■ WORK INSTRUCTIONS: Could you copy out every line of the records below verbatim, omitting the pictures?
#####
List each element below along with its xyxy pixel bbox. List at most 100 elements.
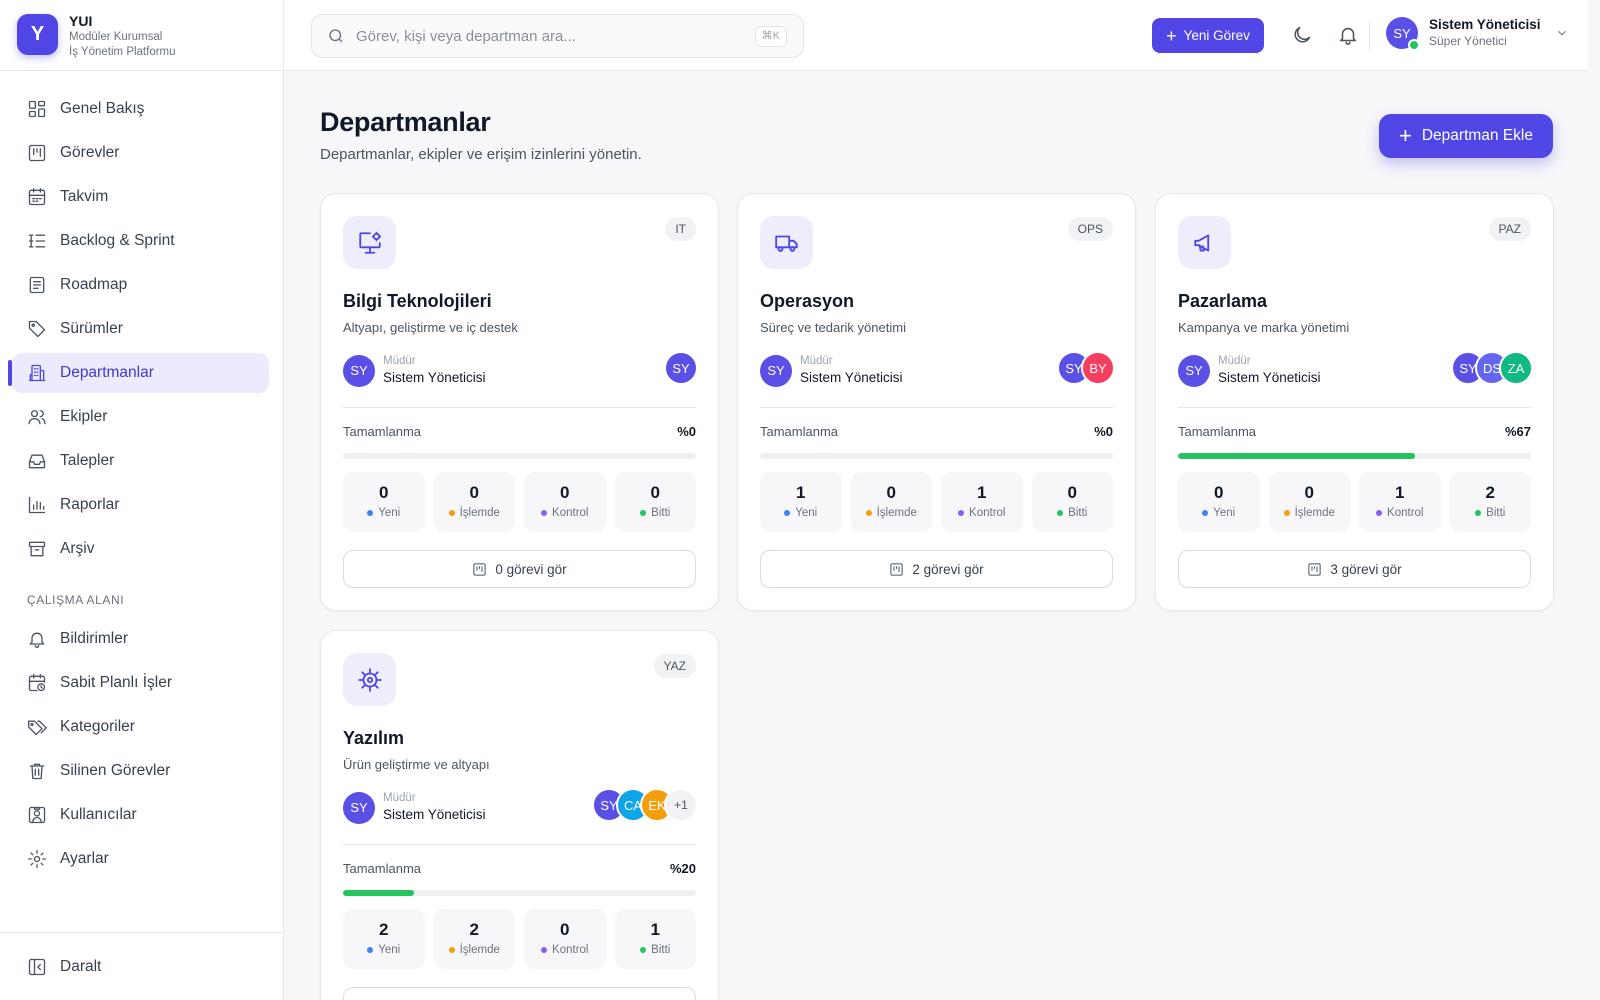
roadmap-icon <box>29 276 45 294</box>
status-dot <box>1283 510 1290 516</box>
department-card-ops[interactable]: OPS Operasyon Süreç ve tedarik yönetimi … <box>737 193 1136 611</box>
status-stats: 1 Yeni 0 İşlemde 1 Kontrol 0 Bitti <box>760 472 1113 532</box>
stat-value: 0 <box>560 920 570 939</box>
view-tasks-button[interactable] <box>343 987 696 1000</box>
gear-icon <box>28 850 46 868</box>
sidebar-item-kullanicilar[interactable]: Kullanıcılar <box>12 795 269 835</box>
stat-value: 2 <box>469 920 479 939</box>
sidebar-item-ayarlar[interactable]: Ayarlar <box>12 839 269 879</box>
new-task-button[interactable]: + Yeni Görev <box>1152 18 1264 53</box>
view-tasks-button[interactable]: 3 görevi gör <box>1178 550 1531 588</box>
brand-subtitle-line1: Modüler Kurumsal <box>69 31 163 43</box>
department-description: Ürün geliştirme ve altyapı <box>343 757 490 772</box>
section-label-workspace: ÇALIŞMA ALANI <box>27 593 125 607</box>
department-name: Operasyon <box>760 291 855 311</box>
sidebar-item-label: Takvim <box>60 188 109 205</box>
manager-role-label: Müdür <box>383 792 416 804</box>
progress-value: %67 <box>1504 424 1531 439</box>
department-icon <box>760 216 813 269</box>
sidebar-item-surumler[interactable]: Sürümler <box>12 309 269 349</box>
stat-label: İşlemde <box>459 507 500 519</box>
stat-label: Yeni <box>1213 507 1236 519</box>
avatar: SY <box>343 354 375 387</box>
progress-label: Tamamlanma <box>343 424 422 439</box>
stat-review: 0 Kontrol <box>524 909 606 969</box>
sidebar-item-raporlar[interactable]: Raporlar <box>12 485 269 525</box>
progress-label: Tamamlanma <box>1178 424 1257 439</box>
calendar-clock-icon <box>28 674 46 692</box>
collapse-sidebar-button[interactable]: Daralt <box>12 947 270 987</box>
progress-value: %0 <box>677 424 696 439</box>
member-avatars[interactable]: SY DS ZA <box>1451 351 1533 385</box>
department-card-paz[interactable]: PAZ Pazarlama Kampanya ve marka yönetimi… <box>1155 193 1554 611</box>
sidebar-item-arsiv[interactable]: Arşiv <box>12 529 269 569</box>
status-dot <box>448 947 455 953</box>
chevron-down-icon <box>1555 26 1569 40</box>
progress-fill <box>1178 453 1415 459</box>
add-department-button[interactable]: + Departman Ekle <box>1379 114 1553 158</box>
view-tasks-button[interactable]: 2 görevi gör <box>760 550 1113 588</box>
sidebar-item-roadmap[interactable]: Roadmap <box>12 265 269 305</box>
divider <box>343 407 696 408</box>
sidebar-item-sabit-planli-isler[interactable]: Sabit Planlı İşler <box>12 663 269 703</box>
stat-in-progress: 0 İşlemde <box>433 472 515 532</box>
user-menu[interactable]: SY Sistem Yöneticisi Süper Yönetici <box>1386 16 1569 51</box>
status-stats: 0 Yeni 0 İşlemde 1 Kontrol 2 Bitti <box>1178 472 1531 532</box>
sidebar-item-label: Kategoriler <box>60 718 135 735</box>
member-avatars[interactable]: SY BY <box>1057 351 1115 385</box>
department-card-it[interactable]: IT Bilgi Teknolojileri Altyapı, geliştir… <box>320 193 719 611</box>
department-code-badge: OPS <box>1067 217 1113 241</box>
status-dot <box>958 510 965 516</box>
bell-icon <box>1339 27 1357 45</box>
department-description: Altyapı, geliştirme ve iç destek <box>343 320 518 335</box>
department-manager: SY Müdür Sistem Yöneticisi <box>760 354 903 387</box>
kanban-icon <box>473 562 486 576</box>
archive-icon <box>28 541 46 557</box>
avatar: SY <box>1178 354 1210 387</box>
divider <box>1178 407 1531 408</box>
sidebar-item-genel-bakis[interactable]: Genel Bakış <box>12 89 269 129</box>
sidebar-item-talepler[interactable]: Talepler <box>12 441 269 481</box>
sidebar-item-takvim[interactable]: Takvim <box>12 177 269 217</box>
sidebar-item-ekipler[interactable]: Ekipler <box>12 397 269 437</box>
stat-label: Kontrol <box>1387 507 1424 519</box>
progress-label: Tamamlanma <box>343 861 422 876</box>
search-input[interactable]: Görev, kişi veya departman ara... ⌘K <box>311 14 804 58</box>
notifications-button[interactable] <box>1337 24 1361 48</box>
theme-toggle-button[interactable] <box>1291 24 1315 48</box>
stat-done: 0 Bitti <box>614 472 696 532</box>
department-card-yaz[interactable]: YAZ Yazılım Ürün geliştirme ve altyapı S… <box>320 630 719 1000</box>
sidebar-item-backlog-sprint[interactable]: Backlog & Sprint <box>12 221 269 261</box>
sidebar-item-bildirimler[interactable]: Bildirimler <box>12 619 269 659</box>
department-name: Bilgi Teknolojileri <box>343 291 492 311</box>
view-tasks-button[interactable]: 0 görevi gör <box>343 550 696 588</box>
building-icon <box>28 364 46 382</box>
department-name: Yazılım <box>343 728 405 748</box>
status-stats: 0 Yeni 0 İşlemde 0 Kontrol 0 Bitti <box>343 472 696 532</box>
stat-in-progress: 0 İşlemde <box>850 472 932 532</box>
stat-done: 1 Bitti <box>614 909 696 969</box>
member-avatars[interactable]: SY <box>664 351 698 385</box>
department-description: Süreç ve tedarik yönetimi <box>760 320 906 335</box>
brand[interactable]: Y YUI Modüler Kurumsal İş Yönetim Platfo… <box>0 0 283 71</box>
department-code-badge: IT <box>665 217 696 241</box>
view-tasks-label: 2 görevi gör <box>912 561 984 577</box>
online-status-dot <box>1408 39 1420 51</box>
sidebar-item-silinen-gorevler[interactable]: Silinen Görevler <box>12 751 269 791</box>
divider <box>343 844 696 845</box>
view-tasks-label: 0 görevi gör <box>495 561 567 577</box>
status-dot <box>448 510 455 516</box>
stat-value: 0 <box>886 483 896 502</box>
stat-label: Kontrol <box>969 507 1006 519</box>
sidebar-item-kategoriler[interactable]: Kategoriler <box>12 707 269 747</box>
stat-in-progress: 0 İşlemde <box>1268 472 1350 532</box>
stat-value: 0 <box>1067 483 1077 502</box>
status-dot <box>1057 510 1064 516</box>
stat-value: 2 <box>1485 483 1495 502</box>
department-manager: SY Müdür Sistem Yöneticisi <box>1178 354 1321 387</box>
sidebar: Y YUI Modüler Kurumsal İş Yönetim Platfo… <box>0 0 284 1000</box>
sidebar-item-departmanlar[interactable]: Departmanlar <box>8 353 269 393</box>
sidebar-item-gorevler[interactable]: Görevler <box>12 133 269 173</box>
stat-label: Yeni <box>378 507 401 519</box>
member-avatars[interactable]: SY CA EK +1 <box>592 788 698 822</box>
#####
■ THE RESPONSE:
List each element below along with its xyxy pixel bbox. List at most 100 elements.
roadmap-icon <box>29 276 45 294</box>
status-dot <box>1283 510 1290 516</box>
department-card-ops[interactable]: OPS Operasyon Süreç ve tedarik yönetimi … <box>737 193 1136 611</box>
status-stats: 1 Yeni 0 İşlemde 1 Kontrol 0 Bitti <box>760 472 1113 532</box>
stat-value: 0 <box>560 920 570 939</box>
view-tasks-button[interactable] <box>343 987 696 1000</box>
gear-icon <box>28 850 46 868</box>
sidebar-item-kullanicilar[interactable]: Kullanıcılar <box>12 795 269 835</box>
stat-value: 2 <box>469 920 479 939</box>
sidebar-item-ayarlar[interactable]: Ayarlar <box>12 839 269 879</box>
new-task-button[interactable]: + Yeni Görev <box>1152 18 1264 53</box>
view-tasks-button[interactable]: 3 görevi gör <box>1178 550 1531 588</box>
brand-subtitle-line1: Modüler Kurumsal <box>69 31 163 43</box>
department-description: Ürün geliştirme ve altyapı <box>343 757 490 772</box>
section-label-workspace: ÇALIŞMA ALANI <box>27 593 125 607</box>
department-name: Operasyon <box>760 291 855 311</box>
sidebar-item-label: Takvim <box>60 188 109 205</box>
manager-role-label: Müdür <box>383 792 416 804</box>
progress-value: %67 <box>1504 424 1531 439</box>
department-icon <box>760 216 813 269</box>
sidebar-item-surumler[interactable]: Sürümler <box>12 309 269 349</box>
stat-label: İşlemde <box>459 507 500 519</box>
stat-label: Yeni <box>1213 507 1236 519</box>
avatar: SY <box>343 354 375 387</box>
progress-label: Tamamlanma <box>343 424 422 439</box>
stat-review: 0 Kontrol <box>524 909 606 969</box>
sidebar-item-raporlar[interactable]: Raporlar <box>12 485 269 525</box>
progress-label: Tamamlanma <box>1178 424 1257 439</box>
calendar-clock-icon <box>28 674 46 692</box>
collapse-sidebar-button[interactable]: Daralt <box>12 947 270 987</box>
progress-value: %0 <box>677 424 696 439</box>
member-avatars[interactable]: SY DS ZA <box>1451 351 1533 385</box>
department-card-paz[interactable]: PAZ Pazarlama Kampanya ve marka yönetimi… <box>1155 193 1554 611</box>
sidebar-item-arsiv[interactable]: Arşiv <box>12 529 269 569</box>
status-dot <box>448 947 455 953</box>
chevron-down-icon <box>1555 26 1569 40</box>
progress-fill <box>1178 453 1415 459</box>
add-department-button[interactable]: + Departman Ekle <box>1379 114 1553 158</box>
view-tasks-button[interactable]: 2 görevi gör <box>760 550 1113 588</box>
sidebar-item-roadmap[interactable]: Roadmap <box>12 265 269 305</box>
divider <box>343 407 696 408</box>
sidebar-item-sabit-planli-isler[interactable]: Sabit Planlı İşler <box>12 663 269 703</box>
stat-in-progress: 0 İşlemde <box>433 472 515 532</box>
user-menu[interactable]: SY Sistem Yöneticisi Süper Yönetici <box>1386 16 1569 51</box>
status-stats: 0 Yeni 0 İşlemde 1 Kontrol 2 Bitti <box>1178 472 1531 532</box>
sidebar-item-label: Kategoriler <box>60 718 135 735</box>
member-avatars[interactable]: SY BY <box>1057 351 1115 385</box>
department-card-it[interactable]: IT Bilgi Teknolojileri Altyapı, geliştir… <box>320 193 719 611</box>
department-code-badge: OPS <box>1067 217 1113 241</box>
status-dot <box>958 510 965 516</box>
bell-icon <box>1339 27 1357 45</box>
department-description: Altyapı, geliştirme ve iç destek <box>343 320 518 335</box>
department-manager: SY Müdür Sistem Yöneticisi <box>760 354 903 387</box>
kanban-icon <box>473 562 486 576</box>
archive-icon <box>28 541 46 557</box>
avatar: SY <box>1178 354 1210 387</box>
divider <box>1178 407 1531 408</box>
sidebar-item-genel-bakis[interactable]: Genel Bakış <box>12 89 269 129</box>
sidebar-item-talepler[interactable]: Talepler <box>12 441 269 481</box>
sidebar-item-takvim[interactable]: Takvim <box>12 177 269 217</box>
sidebar-item-ekipler[interactable]: Ekipler <box>12 397 269 437</box>
stat-label: Kontrol <box>1387 507 1424 519</box>
progress-label: Tamamlanma <box>343 861 422 876</box>
search-input[interactable]: Görev, kişi veya departman ara... ⌘K <box>311 14 804 58</box>
notifications-button[interactable] <box>1337 24 1361 48</box>
theme-toggle-button[interactable] <box>1291 24 1315 48</box>
stat-done: 0 Bitti <box>614 472 696 532</box>
department-card-yaz[interactable]: YAZ Yazılım Ürün geliştirme ve altyapı S… <box>320 630 719 1000</box>
sidebar-item-backlog-sprint[interactable]: Backlog & Sprint <box>12 221 269 261</box>
sidebar-item-bildirimler[interactable]: Bildirimler <box>12 619 269 659</box>
department-name: Bilgi Teknolojileri <box>343 291 492 311</box>
view-tasks-button[interactable]: 0 görevi gör <box>343 550 696 588</box>
building-icon <box>28 364 46 382</box>
department-name: Yazılım <box>343 728 405 748</box>
status-stats: 0 Yeni 0 İşlemde 0 Kontrol 0 Bitti <box>343 472 696 532</box>
stat-in-progress: 0 İşlemde <box>850 472 932 532</box>
stat-done: 1 Bitti <box>614 909 696 969</box>
member-avatars[interactable]: SY <box>664 351 698 385</box>
department-description: Süreç ve tedarik yönetimi <box>760 320 906 335</box>
brand[interactable]: Y YUI Modüler Kurumsal İş Yönetim Platfo… <box>0 0 283 71</box>
department-code-badge: IT <box>665 217 696 241</box>
view-tasks-label: 2 görevi gör <box>912 561 984 577</box>
online-status-dot <box>1408 39 1420 51</box>
sidebar-item-silinen-gorevler[interactable]: Silinen Görevler <box>12 751 269 791</box>
divider <box>343 844 696 845</box>
view-tasks-label: 0 görevi gör <box>495 561 567 577</box>
status-dot <box>448 510 455 516</box>
stat-value: 0 <box>886 483 896 502</box>
stat-label: Kontrol <box>969 507 1006 519</box>
sidebar-item-kategoriler[interactable]: Kategoriler <box>12 707 269 747</box>
stat-in-progress: 0 İşlemde <box>1268 472 1350 532</box>
stat-value: 0 <box>1067 483 1077 502</box>
status-dot <box>1057 510 1064 516</box>
stat-value: 2 <box>1485 483 1495 502</box>
department-manager: SY Müdür Sistem Yöneticisi <box>1178 354 1321 387</box>
sidebar: Y YUI Modüler Kurumsal İş Yönetim Platfo… <box>0 0 284 1000</box>
sidebar-item-departmanlar[interactable]: Departmanlar <box>8 353 269 393</box>
sidebar-item-gorevler[interactable]: Görevler <box>12 133 269 173</box>
stat-label: Yeni <box>378 507 401 519</box>
member-avatars[interactable]: SY CA EK +1 <box>592 788 698 822</box>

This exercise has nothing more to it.